Work instructions →
Print out the material that follows word for word.

begin Data in this exercise

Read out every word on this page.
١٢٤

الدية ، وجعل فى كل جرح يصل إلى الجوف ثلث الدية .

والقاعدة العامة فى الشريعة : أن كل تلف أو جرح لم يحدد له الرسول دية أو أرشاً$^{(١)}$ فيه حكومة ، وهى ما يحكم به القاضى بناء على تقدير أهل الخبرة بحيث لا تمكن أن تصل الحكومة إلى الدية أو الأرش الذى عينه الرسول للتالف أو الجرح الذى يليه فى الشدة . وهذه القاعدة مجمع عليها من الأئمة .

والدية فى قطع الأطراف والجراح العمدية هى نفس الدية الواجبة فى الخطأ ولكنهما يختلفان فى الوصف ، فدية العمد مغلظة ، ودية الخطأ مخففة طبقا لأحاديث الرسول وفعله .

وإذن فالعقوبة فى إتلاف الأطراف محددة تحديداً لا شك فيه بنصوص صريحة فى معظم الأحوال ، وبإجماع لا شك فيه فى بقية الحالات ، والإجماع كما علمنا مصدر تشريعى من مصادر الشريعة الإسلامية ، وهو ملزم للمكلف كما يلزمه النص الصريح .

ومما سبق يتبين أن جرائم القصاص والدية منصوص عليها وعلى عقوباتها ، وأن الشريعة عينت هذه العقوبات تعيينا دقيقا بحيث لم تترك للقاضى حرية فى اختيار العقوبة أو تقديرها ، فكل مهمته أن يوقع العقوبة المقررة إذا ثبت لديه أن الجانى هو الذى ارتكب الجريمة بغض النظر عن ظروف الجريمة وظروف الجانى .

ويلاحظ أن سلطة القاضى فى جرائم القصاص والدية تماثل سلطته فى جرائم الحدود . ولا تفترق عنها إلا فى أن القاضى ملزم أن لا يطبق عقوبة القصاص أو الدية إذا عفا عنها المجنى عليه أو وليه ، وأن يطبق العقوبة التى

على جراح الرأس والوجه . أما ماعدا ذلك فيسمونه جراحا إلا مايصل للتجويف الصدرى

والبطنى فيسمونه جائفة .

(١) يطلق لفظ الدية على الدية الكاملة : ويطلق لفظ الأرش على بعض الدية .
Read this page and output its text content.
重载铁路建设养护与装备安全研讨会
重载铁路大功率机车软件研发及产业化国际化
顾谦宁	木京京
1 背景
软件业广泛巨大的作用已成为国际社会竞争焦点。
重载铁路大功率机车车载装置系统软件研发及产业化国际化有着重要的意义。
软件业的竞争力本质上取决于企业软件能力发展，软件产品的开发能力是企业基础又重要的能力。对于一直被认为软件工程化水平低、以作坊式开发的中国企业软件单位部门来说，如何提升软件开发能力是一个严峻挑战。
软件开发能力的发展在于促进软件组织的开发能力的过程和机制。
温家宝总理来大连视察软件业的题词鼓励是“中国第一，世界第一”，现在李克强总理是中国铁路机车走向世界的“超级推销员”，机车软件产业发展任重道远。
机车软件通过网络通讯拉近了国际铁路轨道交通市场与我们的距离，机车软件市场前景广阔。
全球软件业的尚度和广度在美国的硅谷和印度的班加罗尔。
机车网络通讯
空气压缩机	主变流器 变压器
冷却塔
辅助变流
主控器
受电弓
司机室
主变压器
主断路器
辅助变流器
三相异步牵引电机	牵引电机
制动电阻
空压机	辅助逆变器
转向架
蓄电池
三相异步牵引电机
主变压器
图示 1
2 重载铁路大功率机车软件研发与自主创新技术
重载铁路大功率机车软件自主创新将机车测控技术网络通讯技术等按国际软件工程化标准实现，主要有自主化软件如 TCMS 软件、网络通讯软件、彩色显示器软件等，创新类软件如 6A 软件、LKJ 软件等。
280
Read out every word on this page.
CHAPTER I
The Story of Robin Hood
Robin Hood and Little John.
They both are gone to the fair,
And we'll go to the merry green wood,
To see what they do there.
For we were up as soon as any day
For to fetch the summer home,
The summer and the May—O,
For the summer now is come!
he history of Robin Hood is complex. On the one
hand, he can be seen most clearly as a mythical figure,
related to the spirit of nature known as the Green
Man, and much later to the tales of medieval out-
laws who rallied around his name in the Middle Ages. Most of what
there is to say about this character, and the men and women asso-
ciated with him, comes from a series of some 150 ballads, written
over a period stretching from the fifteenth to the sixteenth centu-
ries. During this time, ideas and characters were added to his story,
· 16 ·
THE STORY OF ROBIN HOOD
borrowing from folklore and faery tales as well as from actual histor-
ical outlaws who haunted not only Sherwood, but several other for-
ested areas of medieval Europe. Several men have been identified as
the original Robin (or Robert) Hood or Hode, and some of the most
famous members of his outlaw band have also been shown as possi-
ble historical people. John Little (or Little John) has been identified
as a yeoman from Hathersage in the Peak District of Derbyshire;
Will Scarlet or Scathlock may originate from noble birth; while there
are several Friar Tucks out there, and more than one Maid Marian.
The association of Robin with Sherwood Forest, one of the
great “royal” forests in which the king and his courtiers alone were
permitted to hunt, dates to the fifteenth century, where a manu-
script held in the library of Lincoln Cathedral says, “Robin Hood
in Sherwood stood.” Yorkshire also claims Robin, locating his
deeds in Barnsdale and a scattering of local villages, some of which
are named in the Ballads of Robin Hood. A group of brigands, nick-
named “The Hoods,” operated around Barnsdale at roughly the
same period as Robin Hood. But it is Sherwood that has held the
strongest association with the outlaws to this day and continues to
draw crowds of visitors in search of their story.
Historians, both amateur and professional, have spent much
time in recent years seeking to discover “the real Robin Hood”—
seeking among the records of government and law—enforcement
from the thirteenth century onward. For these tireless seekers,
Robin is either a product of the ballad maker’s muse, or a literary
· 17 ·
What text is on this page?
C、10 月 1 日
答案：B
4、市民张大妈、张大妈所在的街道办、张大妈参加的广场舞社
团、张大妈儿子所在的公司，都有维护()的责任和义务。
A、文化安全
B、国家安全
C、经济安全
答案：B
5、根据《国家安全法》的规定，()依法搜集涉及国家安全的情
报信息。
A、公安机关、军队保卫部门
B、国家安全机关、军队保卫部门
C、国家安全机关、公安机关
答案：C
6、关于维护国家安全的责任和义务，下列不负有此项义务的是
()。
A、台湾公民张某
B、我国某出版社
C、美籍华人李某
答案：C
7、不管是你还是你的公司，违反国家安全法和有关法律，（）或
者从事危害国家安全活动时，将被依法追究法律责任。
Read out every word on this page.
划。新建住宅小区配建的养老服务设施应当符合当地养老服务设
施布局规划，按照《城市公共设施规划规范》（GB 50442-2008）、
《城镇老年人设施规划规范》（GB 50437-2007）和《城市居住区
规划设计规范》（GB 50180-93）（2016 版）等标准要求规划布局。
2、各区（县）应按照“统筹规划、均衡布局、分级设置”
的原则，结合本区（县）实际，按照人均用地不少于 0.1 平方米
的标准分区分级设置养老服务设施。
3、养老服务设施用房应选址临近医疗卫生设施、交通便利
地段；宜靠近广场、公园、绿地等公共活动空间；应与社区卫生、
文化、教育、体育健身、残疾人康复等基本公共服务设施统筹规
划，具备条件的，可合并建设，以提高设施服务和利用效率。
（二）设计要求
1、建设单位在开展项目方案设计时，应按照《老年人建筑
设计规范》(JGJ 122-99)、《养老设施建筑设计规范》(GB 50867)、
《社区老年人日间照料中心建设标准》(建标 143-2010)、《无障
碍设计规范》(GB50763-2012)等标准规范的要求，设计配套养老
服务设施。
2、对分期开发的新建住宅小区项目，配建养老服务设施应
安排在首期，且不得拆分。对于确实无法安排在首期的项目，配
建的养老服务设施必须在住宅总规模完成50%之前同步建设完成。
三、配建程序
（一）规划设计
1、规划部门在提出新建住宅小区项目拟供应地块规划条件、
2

end Data in this exercise

Complete response →
Read out every word on this page.
١٢٤

الدية ، وجعل فى كل جرح يصل إلى الجوف ثلث الدية .

والقاعدة العامة فى الشريعة : أن كل تلف أو جرح لم يحدد له الرسول دية أو أرشاً$^{(١)}$ فيه حكومة ، وهى ما يحكم به القاضى بناء على تقدير أهل الخبرة بحيث لا تمكن أن تصل الحكومة إلى الدية أو الأرش الذى عينه الرسول للتالف أو الجرح الذى يليه فى الشدة . وهذه القاعدة مجمع عليها من الأئمة .

والدية فى قطع الأطراف والجراح العمدية هى نفس الدية الواجبة فى الخطأ ولكنهما يختلفان فى الوصف ، فدية العمد مغلظة ، ودية الخطأ مخففة طبقا لأحاديث الرسول وفعله .

وإذن فالعقوبة فى إتلاف الأطراف محددة تحديداً لا شك فيه بنصوص صريحة فى معظم الأحوال ، وبإجماع لا شك فيه فى بقية الحالات ، والإجماع كما علمنا مصدر تشريعى من مصادر الشريعة الإسلامية ، وهو ملزم للمكلف كما يلزمه النص الصريح .

ومما سبق يتبين أن جرائم القصاص والدية منصوص عليها وعلى عقوباتها ، وأن الشريعة عينت هذه العقوبات تعيينا دقيقا بحيث لم تترك للقاضى حرية فى اختيار العقوبة أو تقديرها ، فكل مهمته أن يوقع العقوبة المقررة إذا ثبت لديه أن الجانى هو الذى ارتكب الجريمة بغض النظر عن ظروف الجريمة وظروف الجانى .

ويلاحظ أن سلطة القاضى فى جرائم القصاص والدية تماثل سلطته فى جرائم الحدود . ولا تفترق عنها إلا فى أن القاضى ملزم أن لا يطبق عقوبة القصاص أو الدية إذا عفا عنها المجنى عليه أو وليه ، وأن يطبق العقوبة التى

على جراح الرأس والوجه . أما ماعدا ذلك فيسمونه جراحا إلا مايصل للتجويف الصدرى

والبطنى فيسمونه جائفة .

(١) يطلق لفظ الدية على الدية الكاملة : ويطلق لفظ الأرش على بعض الدية .
Read this page and output its text content.
重载铁路建设养护与装备安全研讨会
重载铁路大功率机车软件研发及产业化国际化
顾谦宁	木京京
1 背景
软件业广泛巨大的作用已成为国际社会竞争焦点。
重载铁路大功率机车车载装置系统软件研发及产业化国际化有着重要的意义。
软件业的竞争力本质上取决于企业软件能力发展，软件产品的开发能力是企业基础又重要的能力。对于一直被认为软件工程化水平低、以作坊式开发的中国企业软件单位部门来说，如何提升软件开发能力是一个严峻挑战。
软件开发能力的发展在于促进软件组织的开发能力的过程和机制。
温家宝总理来大连视察软件业的题词鼓励是“中国第一，世界第一”，现在李克强总理是中国铁路机车走向世界的“超级推销员”，机车软件产业发展任重道远。
机车软件通过网络通讯拉近了国际铁路轨道交通市场与我们的距离，机车软件市场前景广阔。
全球软件业的尚度和广度在美国的硅谷和印度的班加罗尔。
机车网络通讯
空气压缩机	主变流器 变压器
冷却塔
辅助变流
主控器
受电弓
司机室
主变压器
主断路器
辅助变流器
三相异步牵引电机	牵引电机
制动电阻
空压机	辅助逆变器
转向架
蓄电池
三相异步牵引电机
主变压器
图示 1
2 重载铁路大功率机车软件研发与自主创新技术
重载铁路大功率机车软件自主创新将机车测控技术网络通讯技术等按国际软件工程化标准实现，主要有自主化软件如 TCMS 软件、网络通讯软件、彩色显示器软件等，创新类软件如 6A 软件、LKJ 软件等。
280
Read out every word on this page.
CHAPTER I
The Story of Robin Hood
Robin Hood and Little John.
They both are gone to the fair,
And we'll go to the merry green wood,
To see what they do there.
For we were up as soon as any day
For to fetch the summer home,
The summer and the May—O,
For the summer now is come!
he history of Robin Hood is complex. On the one
hand, he can be seen most clearly as a mythical figure,
related to the spirit of nature known as the Green
Man, and much later to the tales of medieval out-
laws who rallied around his name in the Middle Ages. Most of what
there is to say about this character, and the men and women asso-
ciated with him, comes from a series of some 150 ballads, written
over a period stretching from the fifteenth to the sixteenth centu-
ries. During this time, ideas and characters were added to his story,
· 16 ·
THE STORY OF ROBIN HOOD
borrowing from folklore and faery tales as well as from actual histor-
ical outlaws who haunted not only Sherwood, but several other for-
ested areas of medieval Europe. Several men have been identified as
the original Robin (or Robert) Hood or Hode, and some of the most
famous members of his outlaw band have also been shown as possi-
ble historical people. John Little (or Little John) has been identified
as a yeoman from Hathersage in the Peak District of Derbyshire;
Will Scarlet or Scathlock may originate from noble birth; while there
are several Friar Tucks out there, and more than one Maid Marian.
The association of Robin with Sherwood Forest, one of the
great “royal” forests in which the king and his courtiers alone were
permitted to hunt, dates to the fifteenth century, where a manu-
script held in the library of Lincoln Cathedral says, “Robin Hood
in Sherwood stood.” Yorkshire also claims Robin, locating his
deeds in Barnsdale and a scattering of local villages, some of which
are named in the Ballads of Robin Hood. A group of brigands, nick-
named “The Hoods,” operated around Barnsdale at roughly the
same period as Robin Hood. But it is Sherwood that has held the
strongest association with the outlaws to this day and continues to
draw crowds of visitors in search of their story.
Historians, both amateur and professional, have spent much
time in recent years seeking to discover “the real Robin Hood”—
seeking among the records of government and law—enforcement
from the thirteenth century onward. For these tireless seekers,
Robin is either a product of the ballad maker’s muse, or a literary
· 17 ·
What text is on this page?
C、10 月 1 日
答案：B
4、市民张大妈、张大妈所在的街道办、张大妈参加的广场舞社
团、张大妈儿子所在的公司，都有维护()的责任和义务。
A、文化安全
B、国家安全
C、经济安全
答案：B
5、根据《国家安全法》的规定，()依法搜集涉及国家安全的情
报信息。
A、公安机关、军队保卫部门
B、国家安全机关、军队保卫部门
C、国家安全机关、公安机关
答案：C
6、关于维护国家安全的责任和义务，下列不负有此项义务的是
()。
A、台湾公民张某
B、我国某出版社
C、美籍华人李某
答案：C
7、不管是你还是你的公司，违反国家安全法和有关法律，（）或
者从事危害国家安全活动时，将被依法追究法律责任。
Read out every word on this page.
划。新建住宅小区配建的养老服务设施应当符合当地养老服务设
施布局规划，按照《城市公共设施规划规范》（GB 50442-2008）、
《城镇老年人设施规划规范》（GB 50437-2007）和《城市居住区
规划设计规范》（GB 50180-93）（2016 版）等标准要求规划布局。
2、各区（县）应按照“统筹规划、均衡布局、分级设置”
的原则，结合本区（县）实际，按照人均用地不少于 0.1 平方米
的标准分区分级设置养老服务设施。
3、养老服务设施用房应选址临近医疗卫生设施、交通便利
地段；宜靠近广场、公园、绿地等公共活动空间；应与社区卫生、
文化、教育、体育健身、残疾人康复等基本公共服务设施统筹规
划，具备条件的，可合并建设，以提高设施服务和利用效率。
（二）设计要求
1、建设单位在开展项目方案设计时，应按照《老年人建筑
设计规范》(JGJ 122-99)、《养老设施建筑设计规范》(GB 50867)、
《社区老年人日间照料中心建设标准》(建标 143-2010)、《无障
碍设计规范》(GB50763-2012)等标准规范的要求，设计配套养老
服务设施。
2、对分期开发的新建住宅小区项目，配建养老服务设施应
安排在首期，且不得拆分。对于确实无法安排在首期的项目，配
建的养老服务设施必须在住宅总规模完成50%之前同步建设完成。
三、配建程序
（一）规划设计
1、规划部门在提出新建住宅小区项目拟供应地块规划条件、
2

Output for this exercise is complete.